** start **

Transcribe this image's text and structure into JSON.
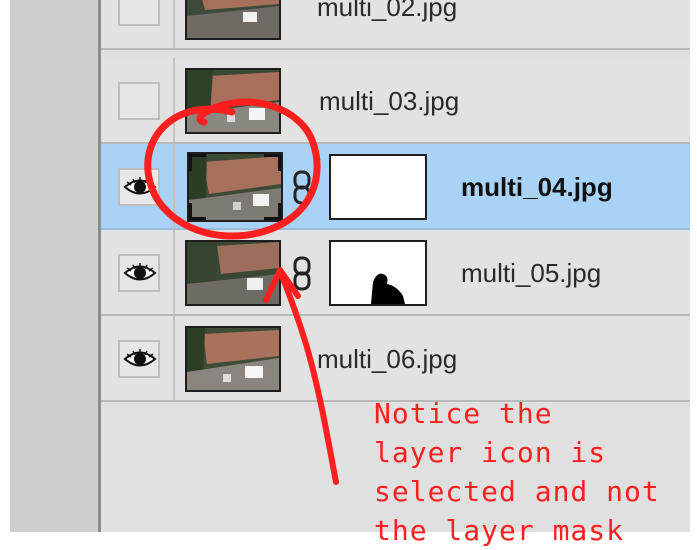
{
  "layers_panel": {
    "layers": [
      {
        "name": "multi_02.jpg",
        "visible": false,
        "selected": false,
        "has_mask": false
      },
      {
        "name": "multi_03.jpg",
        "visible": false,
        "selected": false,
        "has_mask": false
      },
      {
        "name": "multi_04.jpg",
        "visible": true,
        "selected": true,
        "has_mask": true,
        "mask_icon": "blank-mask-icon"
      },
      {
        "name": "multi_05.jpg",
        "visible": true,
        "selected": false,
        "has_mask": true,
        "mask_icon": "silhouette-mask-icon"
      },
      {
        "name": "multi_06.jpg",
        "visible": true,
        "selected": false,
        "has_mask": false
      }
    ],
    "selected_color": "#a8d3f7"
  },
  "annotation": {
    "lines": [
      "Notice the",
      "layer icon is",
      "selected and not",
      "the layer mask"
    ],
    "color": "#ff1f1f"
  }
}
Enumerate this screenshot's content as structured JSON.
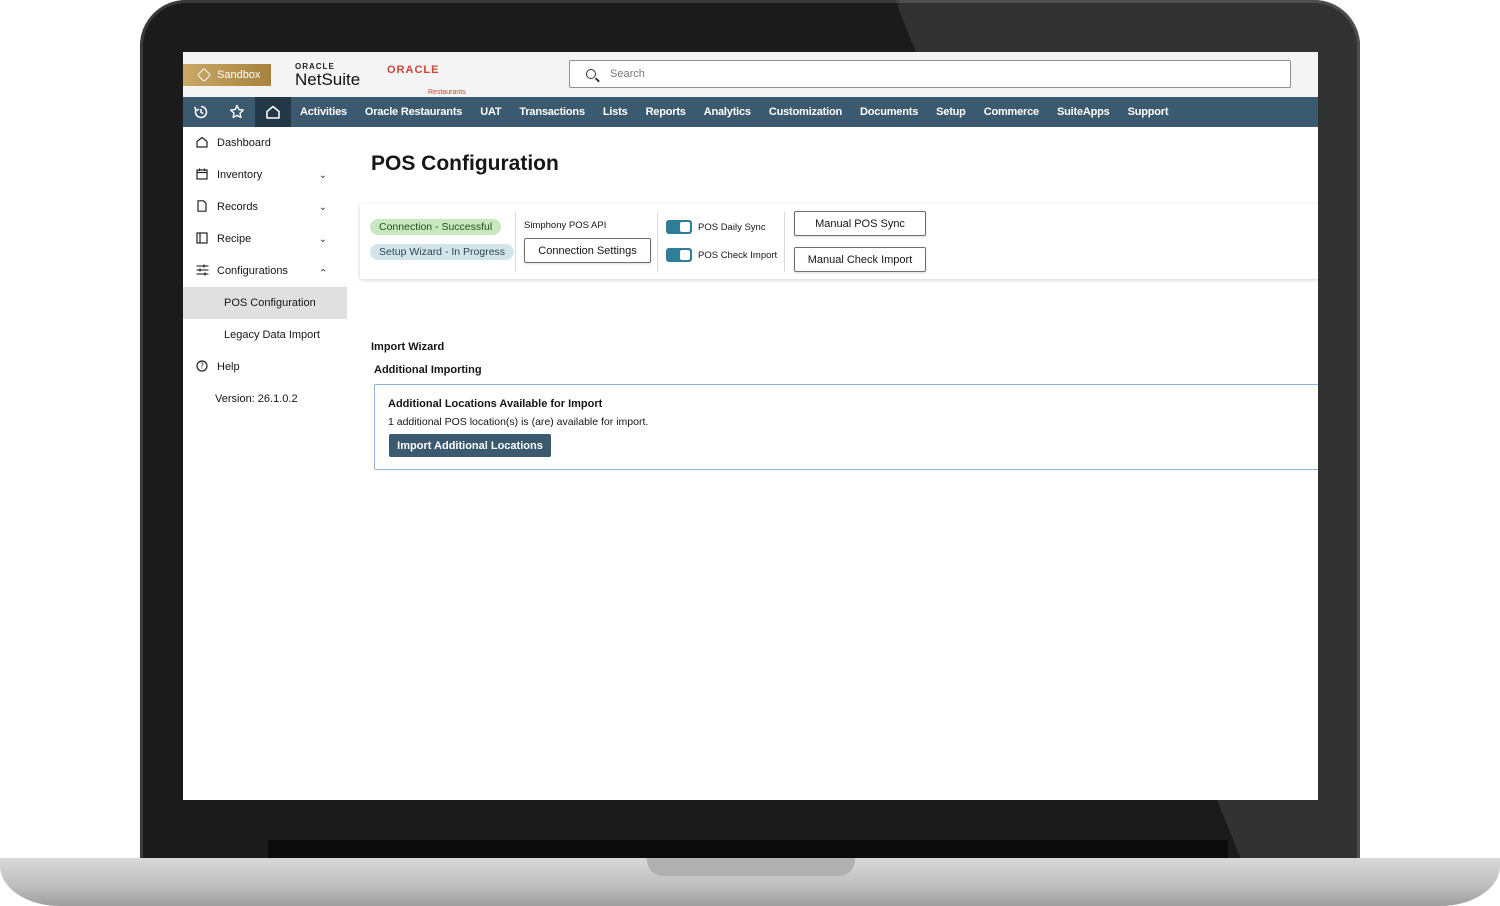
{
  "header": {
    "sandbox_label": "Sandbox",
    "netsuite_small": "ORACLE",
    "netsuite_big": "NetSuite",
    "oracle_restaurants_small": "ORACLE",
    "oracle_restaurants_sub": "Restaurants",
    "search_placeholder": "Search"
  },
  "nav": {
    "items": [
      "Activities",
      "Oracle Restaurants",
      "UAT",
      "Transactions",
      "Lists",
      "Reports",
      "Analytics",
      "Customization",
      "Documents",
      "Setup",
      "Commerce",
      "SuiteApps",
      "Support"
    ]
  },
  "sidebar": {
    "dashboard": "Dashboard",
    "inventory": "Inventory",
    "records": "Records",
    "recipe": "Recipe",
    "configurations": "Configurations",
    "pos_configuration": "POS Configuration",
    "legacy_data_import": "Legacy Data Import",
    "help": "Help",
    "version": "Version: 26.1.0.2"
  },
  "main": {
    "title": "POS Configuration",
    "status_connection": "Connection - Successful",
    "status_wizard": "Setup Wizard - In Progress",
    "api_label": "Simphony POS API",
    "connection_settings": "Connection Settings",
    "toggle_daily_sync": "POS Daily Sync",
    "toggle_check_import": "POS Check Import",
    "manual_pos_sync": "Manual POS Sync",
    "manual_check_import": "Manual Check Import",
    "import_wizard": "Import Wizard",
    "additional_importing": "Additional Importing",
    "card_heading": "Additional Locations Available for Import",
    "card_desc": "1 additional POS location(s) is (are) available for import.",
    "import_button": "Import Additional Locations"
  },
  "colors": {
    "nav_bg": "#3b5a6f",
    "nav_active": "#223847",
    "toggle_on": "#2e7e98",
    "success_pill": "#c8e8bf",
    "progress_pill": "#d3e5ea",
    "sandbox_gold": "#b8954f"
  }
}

** end **

In your copy, repeat each record exactly and include no pictures.

Transcribe this image's text and structure into JSON.
{
  "layers_panel": {
    "layers": [
      {
        "name": "multi_02.jpg",
        "visible": false,
        "selected": false,
        "has_mask": false
      },
      {
        "name": "multi_03.jpg",
        "visible": false,
        "selected": false,
        "has_mask": false
      },
      {
        "name": "multi_04.jpg",
        "visible": true,
        "selected": true,
        "has_mask": true,
        "mask_icon": "blank-mask-icon"
      },
      {
        "name": "multi_05.jpg",
        "visible": true,
        "selected": false,
        "has_mask": true,
        "mask_icon": "silhouette-mask-icon"
      },
      {
        "name": "multi_06.jpg",
        "visible": true,
        "selected": false,
        "has_mask": false
      }
    ],
    "selected_color": "#a8d3f7"
  },
  "annotation": {
    "lines": [
      "Notice the",
      "layer icon is",
      "selected and not",
      "the layer mask"
    ],
    "color": "#ff1f1f"
  }
}
Enumerate this screenshot's content as structured JSON.
{
  "header": {
    "sandbox_label": "Sandbox",
    "netsuite_small": "ORACLE",
    "netsuite_big": "NetSuite",
    "oracle_restaurants_small": "ORACLE",
    "oracle_restaurants_sub": "Restaurants",
    "search_placeholder": "Search"
  },
  "nav": {
    "items": [
      "Activities",
      "Oracle Restaurants",
      "UAT",
      "Transactions",
      "Lists",
      "Reports",
      "Analytics",
      "Customization",
      "Documents",
      "Setup",
      "Commerce",
      "SuiteApps",
      "Support"
    ]
  },
  "sidebar": {
    "dashboard": "Dashboard",
    "inventory": "Inventory",
    "records": "Records",
    "recipe": "Recipe",
    "configurations": "Configurations",
    "pos_configuration": "POS Configuration",
    "legacy_data_import": "Legacy Data Import",
    "help": "Help",
    "version": "Version: 26.1.0.2"
  },
  "main": {
    "title": "POS Configuration",
    "status_connection": "Connection - Successful",
    "status_wizard": "Setup Wizard - In Progress",
    "api_label": "Simphony POS API",
    "connection_settings": "Connection Settings",
    "toggle_daily_sync": "POS Daily Sync",
    "toggle_check_import": "POS Check Import",
    "manual_pos_sync": "Manual POS Sync",
    "manual_check_import": "Manual Check Import",
    "import_wizard": "Import Wizard",
    "additional_importing": "Additional Importing",
    "card_heading": "Additional Locations Available for Import",
    "card_desc": "1 additional POS location(s) is (are) available for import.",
    "import_button": "Import Additional Locations"
  },
  "colors": {
    "nav_bg": "#3b5a6f",
    "nav_active": "#223847",
    "toggle_on": "#2e7e98",
    "success_pill": "#c8e8bf",
    "progress_pill": "#d3e5ea",
    "sandbox_gold": "#b8954f"
  }
}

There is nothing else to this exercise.